What to do> Scan the records for the word "screenshot". Copy each line that includes it.

Provided material>
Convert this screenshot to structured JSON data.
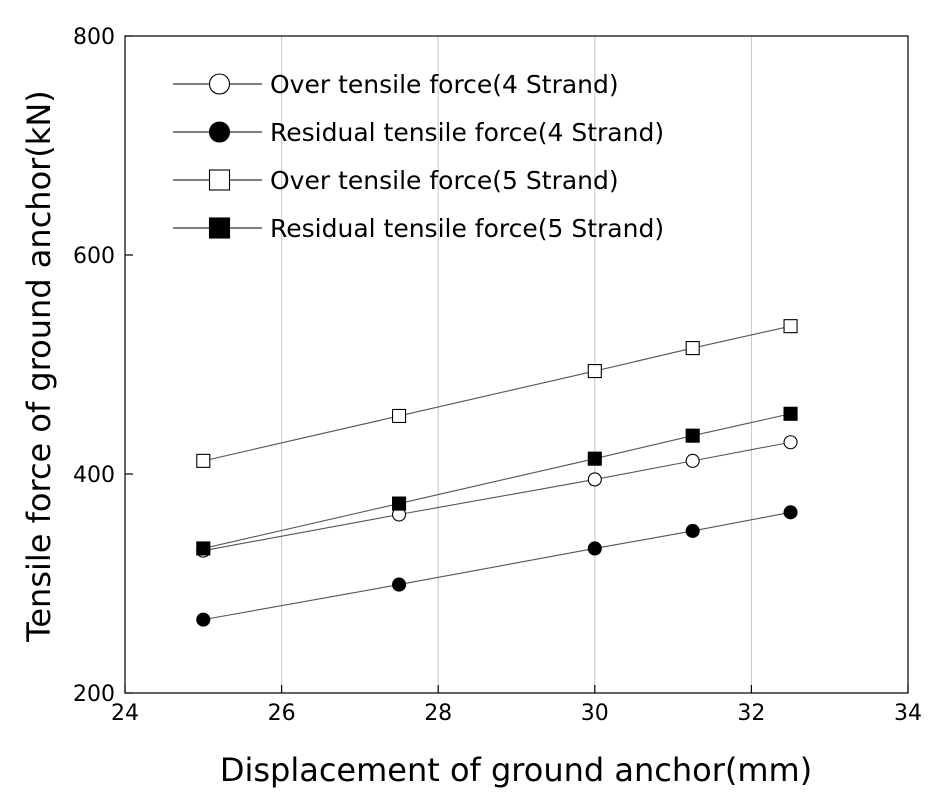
{
  "chart_data": {
    "type": "line",
    "title": "",
    "xlabel": "Displacement of ground anchor(mm)",
    "ylabel": "Tensile force of ground anchor(kN)",
    "xlim": [
      24,
      34
    ],
    "ylim": [
      200,
      800
    ],
    "xticks": [
      24,
      26,
      28,
      30,
      32,
      34
    ],
    "yticks": [
      200,
      400,
      600,
      800
    ],
    "grid": "vertical",
    "legend_position": "top-left",
    "line_color": "#555555",
    "series": [
      {
        "name": "Over tensile force(4 Strand)",
        "marker": "circle-open",
        "x": [
          25,
          27.5,
          30,
          31.25,
          32.5
        ],
        "y": [
          330,
          363,
          395,
          412,
          429
        ]
      },
      {
        "name": "Residual tensile force(4 Strand)",
        "marker": "circle-filled",
        "x": [
          25,
          27.5,
          30,
          31.25,
          32.5
        ],
        "y": [
          267,
          299,
          332,
          348,
          365
        ]
      },
      {
        "name": "Over tensile force(5 Strand)",
        "marker": "square-open",
        "x": [
          25,
          27.5,
          30,
          31.25,
          32.5
        ],
        "y": [
          412,
          453,
          494,
          515,
          535
        ]
      },
      {
        "name": "Residual tensile force(5 Strand)",
        "marker": "square-filled",
        "x": [
          25,
          27.5,
          30,
          31.25,
          32.5
        ],
        "y": [
          332,
          373,
          414,
          435,
          455
        ]
      }
    ]
  }
}
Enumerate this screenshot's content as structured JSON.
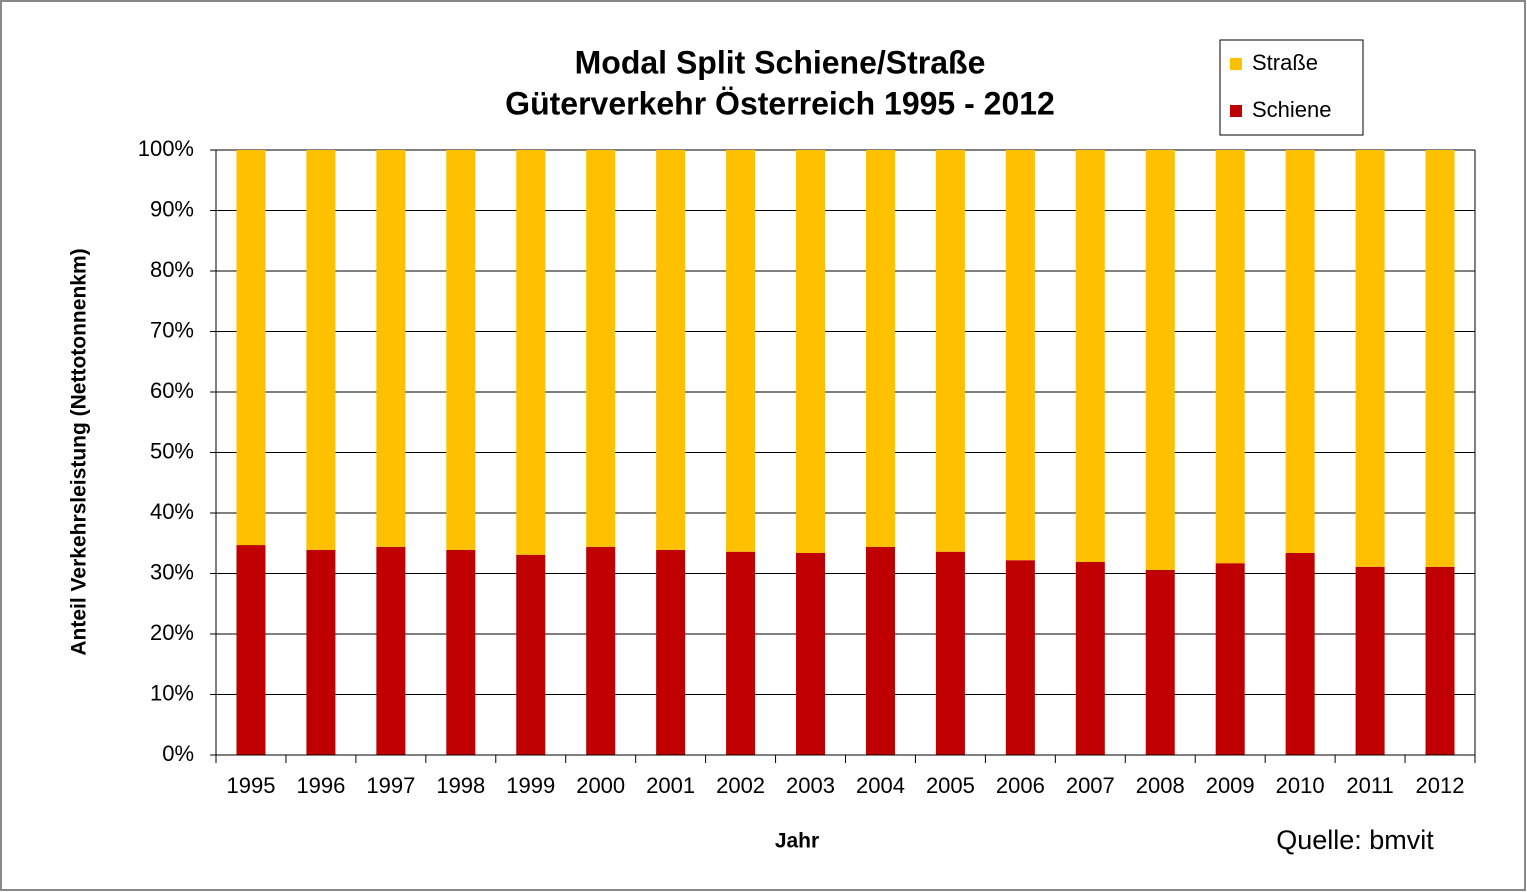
{
  "chart_data": {
    "type": "stacked_bar",
    "title": "Modal Split Schiene/Straße",
    "subtitle": "Güterverkehr Österreich 1995 - 2012",
    "x_label": "Jahr",
    "y_label": "Anteil Verkehrsleistung  (Nettotonnenkm)",
    "source": "Quelle: bmvit",
    "categories": [
      "1995",
      "1996",
      "1997",
      "1998",
      "1999",
      "2000",
      "2001",
      "2002",
      "2003",
      "2004",
      "2005",
      "2006",
      "2007",
      "2008",
      "2009",
      "2010",
      "2011",
      "2012"
    ],
    "series": [
      {
        "name": "Schiene",
        "color": "#c00000",
        "values": [
          34.7,
          33.9,
          34.4,
          33.9,
          33.1,
          34.4,
          33.9,
          33.6,
          33.4,
          34.4,
          33.6,
          32.2,
          31.9,
          30.6,
          31.7,
          33.4,
          31.1,
          31.1
        ]
      },
      {
        "name": "Straße",
        "color": "#ffc000",
        "values": [
          65.3,
          66.1,
          65.6,
          66.1,
          66.9,
          65.6,
          66.1,
          66.4,
          66.6,
          65.6,
          66.4,
          67.8,
          68.1,
          69.4,
          68.3,
          66.6,
          68.9,
          68.9
        ]
      }
    ],
    "ylim": [
      0,
      100
    ],
    "yticks": [
      {
        "value": 0,
        "label": "0%"
      },
      {
        "value": 10,
        "label": "10%"
      },
      {
        "value": 20,
        "label": "20%"
      },
      {
        "value": 30,
        "label": "30%"
      },
      {
        "value": 40,
        "label": "40%"
      },
      {
        "value": 50,
        "label": "50%"
      },
      {
        "value": 60,
        "label": "60%"
      },
      {
        "value": 70,
        "label": "70%"
      },
      {
        "value": 80,
        "label": "80%"
      },
      {
        "value": 90,
        "label": "90%"
      },
      {
        "value": 100,
        "label": "100%"
      }
    ],
    "grid": true,
    "legend": "top-right"
  }
}
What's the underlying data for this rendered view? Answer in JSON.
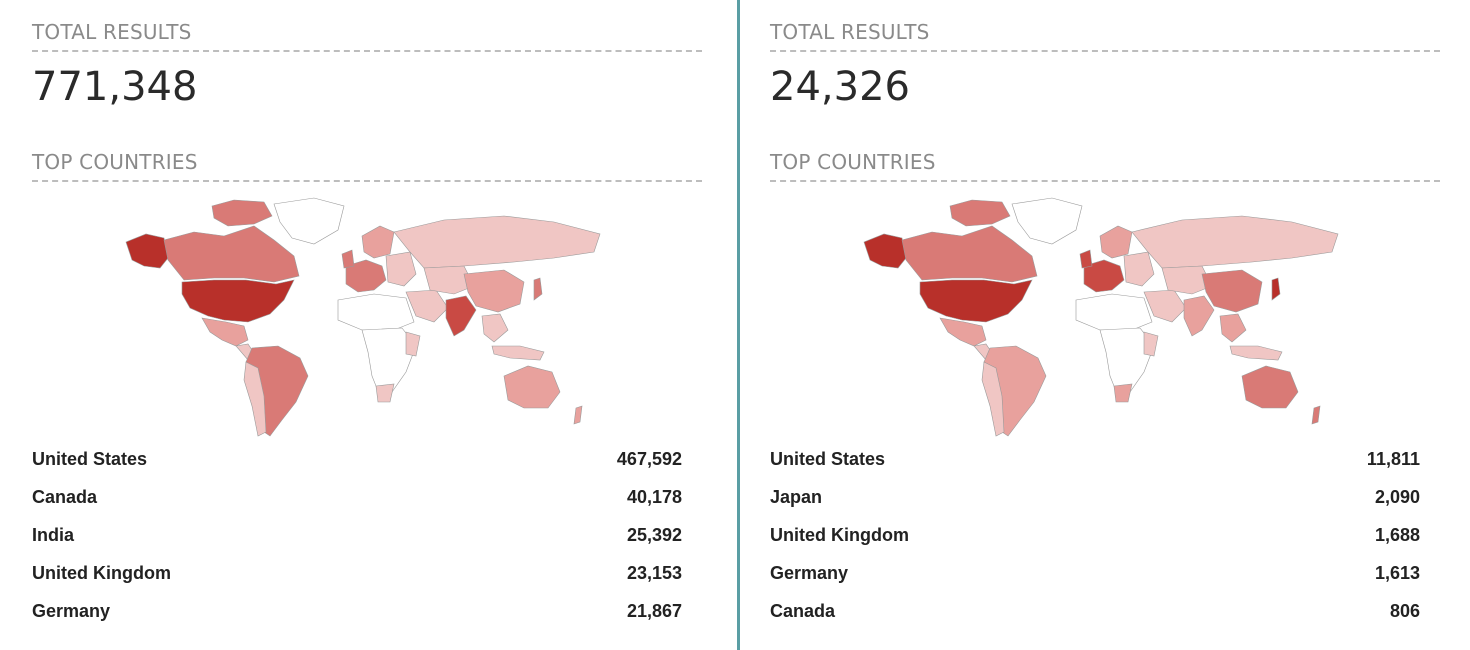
{
  "left": {
    "total_label": "TOTAL RESULTS",
    "total_value": "771,348",
    "countries_label": "TOP COUNTRIES",
    "countries": [
      {
        "name": "United States",
        "count": "467,592"
      },
      {
        "name": "Canada",
        "count": "40,178"
      },
      {
        "name": "India",
        "count": "25,392"
      },
      {
        "name": "United Kingdom",
        "count": "23,153"
      },
      {
        "name": "Germany",
        "count": "21,867"
      }
    ]
  },
  "right": {
    "total_label": "TOTAL RESULTS",
    "total_value": "24,326",
    "countries_label": "TOP COUNTRIES",
    "countries": [
      {
        "name": "United States",
        "count": "11,811"
      },
      {
        "name": "Japan",
        "count": "2,090"
      },
      {
        "name": "United Kingdom",
        "count": "1,688"
      },
      {
        "name": "Germany",
        "count": "1,613"
      },
      {
        "name": "Canada",
        "count": "806"
      }
    ]
  },
  "colors": {
    "divider": "#5a9ea4",
    "choropleth_high": "#b8302a",
    "choropleth_mid": "#d97a76",
    "choropleth_low": "#f0c6c4",
    "no_data": "#ffffff"
  }
}
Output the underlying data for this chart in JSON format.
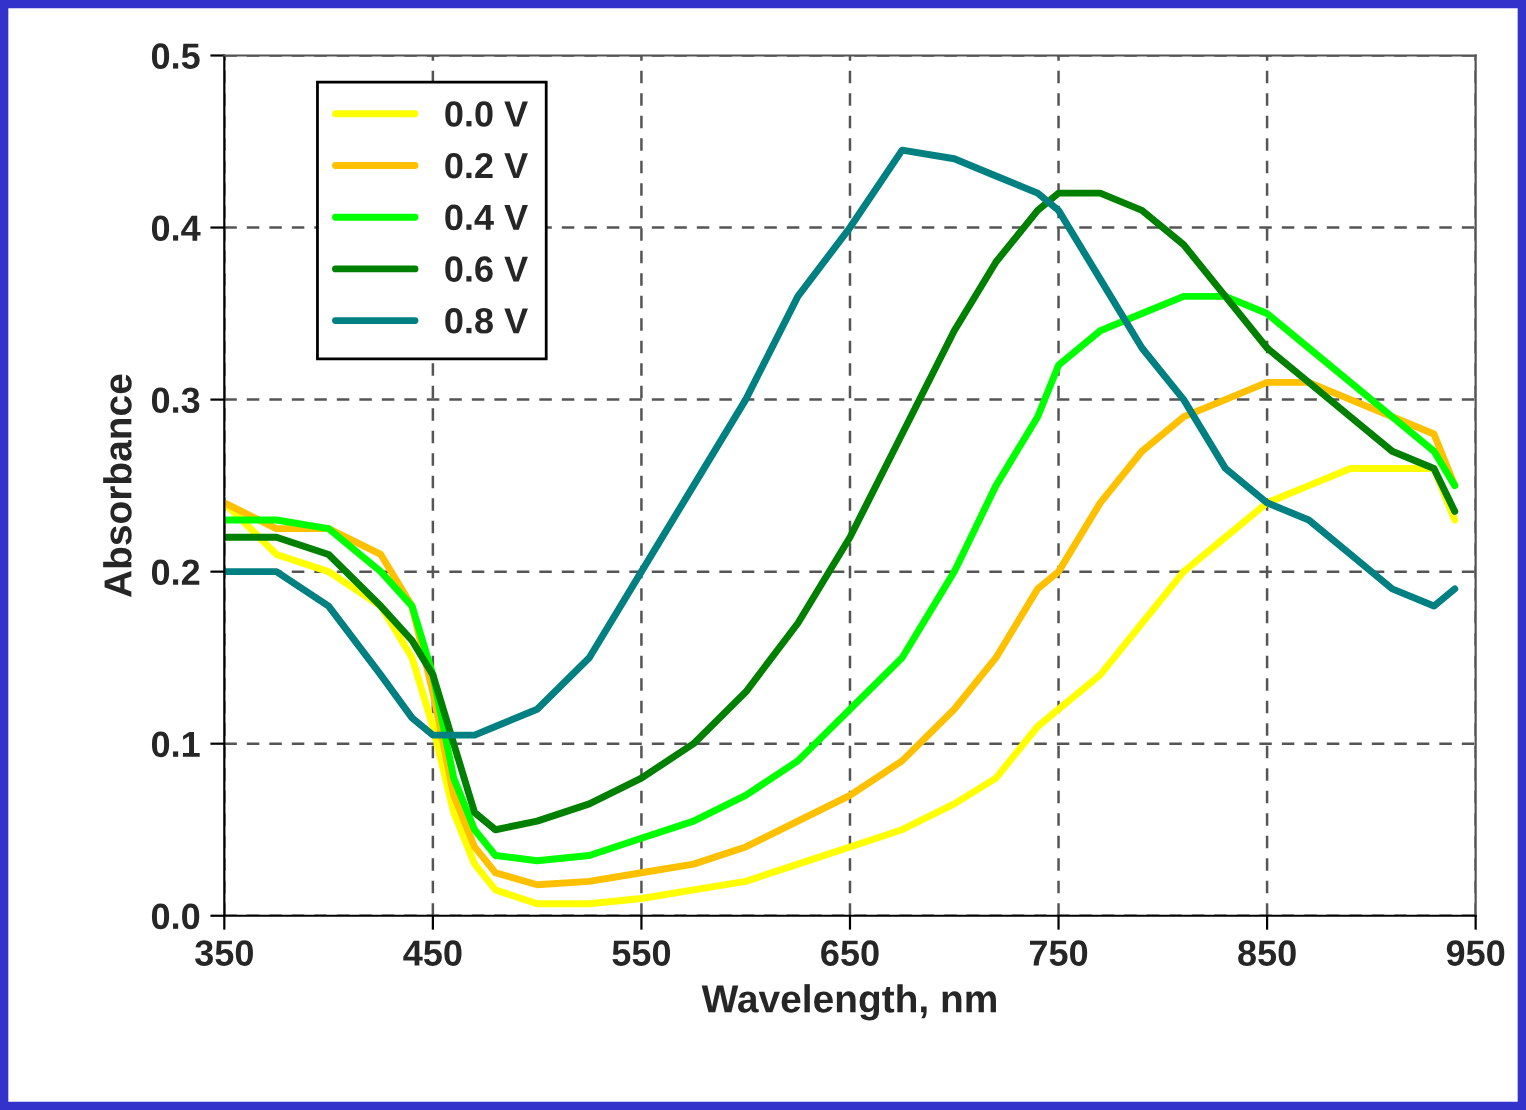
{
  "chart_data": {
    "type": "line",
    "xlabel": "Wavelength, nm",
    "ylabel": "Absorbance",
    "x": [
      350,
      375,
      400,
      425,
      440,
      450,
      460,
      470,
      480,
      500,
      525,
      550,
      575,
      600,
      625,
      650,
      675,
      700,
      720,
      740,
      750,
      770,
      790,
      810,
      830,
      850,
      870,
      890,
      910,
      930,
      940
    ],
    "series": [
      {
        "name": "0.0 V",
        "color": "#ffff00",
        "values": [
          0.24,
          0.21,
          0.2,
          0.18,
          0.15,
          0.11,
          0.06,
          0.03,
          0.015,
          0.007,
          0.007,
          0.01,
          0.015,
          0.02,
          0.03,
          0.04,
          0.05,
          0.065,
          0.08,
          0.11,
          0.12,
          0.14,
          0.17,
          0.2,
          0.22,
          0.24,
          0.25,
          0.26,
          0.26,
          0.26,
          0.23
        ]
      },
      {
        "name": "0.2 V",
        "color": "#ffc000",
        "values": [
          0.24,
          0.225,
          0.225,
          0.21,
          0.18,
          0.13,
          0.07,
          0.04,
          0.025,
          0.018,
          0.02,
          0.025,
          0.03,
          0.04,
          0.055,
          0.07,
          0.09,
          0.12,
          0.15,
          0.19,
          0.2,
          0.24,
          0.27,
          0.29,
          0.3,
          0.31,
          0.31,
          0.3,
          0.29,
          0.28,
          0.25
        ]
      },
      {
        "name": "0.4 V",
        "color": "#00ff00",
        "values": [
          0.23,
          0.23,
          0.225,
          0.2,
          0.18,
          0.14,
          0.08,
          0.05,
          0.035,
          0.032,
          0.035,
          0.045,
          0.055,
          0.07,
          0.09,
          0.12,
          0.15,
          0.2,
          0.25,
          0.29,
          0.32,
          0.34,
          0.35,
          0.36,
          0.36,
          0.35,
          0.33,
          0.31,
          0.29,
          0.27,
          0.25
        ]
      },
      {
        "name": "0.6 V",
        "color": "#008000",
        "values": [
          0.22,
          0.22,
          0.21,
          0.18,
          0.16,
          0.14,
          0.1,
          0.06,
          0.05,
          0.055,
          0.065,
          0.08,
          0.1,
          0.13,
          0.17,
          0.22,
          0.28,
          0.34,
          0.38,
          0.41,
          0.42,
          0.42,
          0.41,
          0.39,
          0.36,
          0.33,
          0.31,
          0.29,
          0.27,
          0.26,
          0.235
        ]
      },
      {
        "name": "0.8 V",
        "color": "#008080",
        "values": [
          0.2,
          0.2,
          0.18,
          0.14,
          0.115,
          0.105,
          0.105,
          0.105,
          0.11,
          0.12,
          0.15,
          0.2,
          0.25,
          0.3,
          0.36,
          0.4,
          0.445,
          0.44,
          0.43,
          0.42,
          0.41,
          0.37,
          0.33,
          0.3,
          0.26,
          0.24,
          0.23,
          0.21,
          0.19,
          0.18,
          0.19
        ]
      }
    ],
    "xlim": [
      350,
      950
    ],
    "xticks": [
      350,
      450,
      550,
      650,
      750,
      850,
      950
    ],
    "ylim": [
      0,
      0.5
    ],
    "yticks": [
      {
        "value": 0,
        "label": "0.0"
      },
      {
        "value": 0.1,
        "label": "0.1"
      },
      {
        "value": 0.2,
        "label": "0.2"
      },
      {
        "value": 0.3,
        "label": "0.3"
      },
      {
        "value": 0.4,
        "label": "0.4"
      },
      {
        "value": 0.5,
        "label": "0.5"
      }
    ],
    "grid": true,
    "legend": "top left",
    "line_style": "solid",
    "marker": "none"
  }
}
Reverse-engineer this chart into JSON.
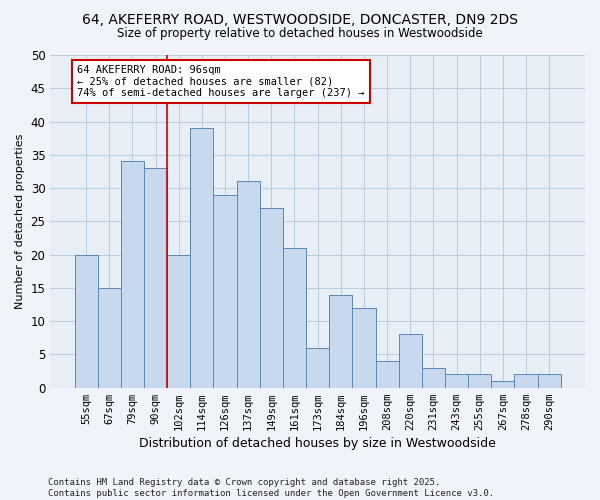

The reply>
Convert this screenshot to structured JSON data.
Enumerate this screenshot's content as structured JSON.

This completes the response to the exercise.